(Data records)
_ _ _

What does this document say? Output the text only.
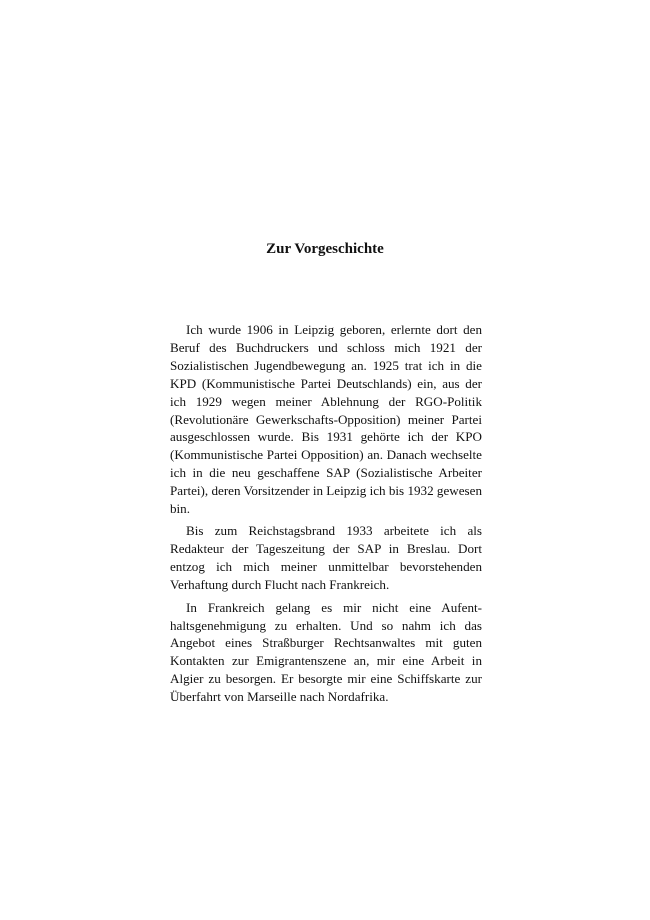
Zur Vorgeschichte

Ich wurde 1906 in Leipzig geboren, erlernte dort den Beruf des Buchdruckers und schloss mich 1921 der Sozialistischen Jugendbewegung an. 1925 trat ich in die KPD (Kommunistische Partei Deutschlands) ein, aus der ich 1929 wegen meiner Ablehnung der RGO-Politik (Revolutionäre Gewerkschafts-Opposition) meiner Partei ausgeschlossen wurde. Bis 1931 gehörte ich der KPO (Kommunistische Partei Opposition) an. Danach wechselte ich in die neu geschaffene SAP (Sozialistische Arbeiter Partei), deren Vorsitzender in Leipzig ich bis 1932 gewesen bin.

Bis zum Reichstagsbrand 1933 arbeitete ich als Redakteur der Tageszeitung der SAP in Breslau. Dort entzog ich mich meiner unmittelbar bevorstehenden Verhaftung durch Flucht nach Frankreich.

In Frankreich gelang es mir nicht eine Aufenthaltsgenehmigung zu erhalten. Und so nahm ich das Angebot eines Straßburger Rechtsanwaltes mit guten Kontakten zur Emigrantenszene an, mir eine Arbeit in Algier zu besorgen. Er besorgte mir eine Schiffskarte zur Überfahrt von Marseille nach Nordafrika.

_ _ _

> **PROBLEM STATEMENT**
Copy, from the material above, each line in which the string "Frankreich" occurs.

> **EXERCISE RESULT**
Bis zum Reichstagsbrand 1933 arbeitete ich als Redakteur der Tageszeitung der SAP in Breslau. Dort entzog ich mich meiner unmittelbar bevorstehenden Verhaftung durch Flucht nach Frankreich.
In Frankreich gelang es mir nicht eine Aufenthaltsgenehmigung zu erhalten. Und so nahm ich das Angebot eines Straßburger Rechtsanwaltes mit guten Kontakten zur Emigrantenszene an, mir eine Arbeit in Algier zu besorgen. Er besorgte mir eine Schiffskarte zur Überfahrt von Marseille nach Nordafrika.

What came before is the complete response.